WHAT IS ASKED: Transcribe the listing word for word.

====== INFORMATION SHOWN

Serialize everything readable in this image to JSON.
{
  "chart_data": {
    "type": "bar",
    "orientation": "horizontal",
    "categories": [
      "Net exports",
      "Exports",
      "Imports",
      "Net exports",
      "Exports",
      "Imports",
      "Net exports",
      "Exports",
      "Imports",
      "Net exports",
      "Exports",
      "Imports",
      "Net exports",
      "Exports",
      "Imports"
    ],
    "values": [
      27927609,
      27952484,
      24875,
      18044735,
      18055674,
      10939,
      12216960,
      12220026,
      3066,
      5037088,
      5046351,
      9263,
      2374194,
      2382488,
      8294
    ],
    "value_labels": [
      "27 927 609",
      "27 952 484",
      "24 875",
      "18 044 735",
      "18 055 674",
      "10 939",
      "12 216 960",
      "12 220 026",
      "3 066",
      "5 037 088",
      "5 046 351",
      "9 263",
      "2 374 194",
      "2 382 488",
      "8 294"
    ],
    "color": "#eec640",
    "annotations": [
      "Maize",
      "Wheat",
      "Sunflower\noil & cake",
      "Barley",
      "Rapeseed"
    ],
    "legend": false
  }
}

============

SOLUTION TO THIS PROBLEM:
Serialize everything readable in this image to JSON.
{
  "chart_data": {
    "type": "bar",
    "orientation": "horizontal",
    "categories": [
      "Net exports",
      "Exports",
      "Imports",
      "Net exports",
      "Exports",
      "Imports",
      "Net exports",
      "Exports",
      "Imports",
      "Net exports",
      "Exports",
      "Imports",
      "Net exports",
      "Exports",
      "Imports"
    ],
    "values": [
      27927609,
      27952484,
      24875,
      18044735,
      18055674,
      10939,
      12216960,
      12220026,
      3066,
      5037088,
      5046351,
      9263,
      2374194,
      2382488,
      8294
    ],
    "value_labels": [
      "27 927 609",
      "27 952 484",
      "24 875",
      "18 044 735",
      "18 055 674",
      "10 939",
      "12 216 960",
      "12 220 026",
      "3 066",
      "5 037 088",
      "5 046 351",
      "9 263",
      "2 374 194",
      "2 382 488",
      "8 294"
    ],
    "color": "#eec640",
    "annotations": [
      "Maize",
      "Wheat",
      "Sunflower\noil & cake",
      "Barley",
      "Rapeseed"
    ],
    "legend": false
  }
}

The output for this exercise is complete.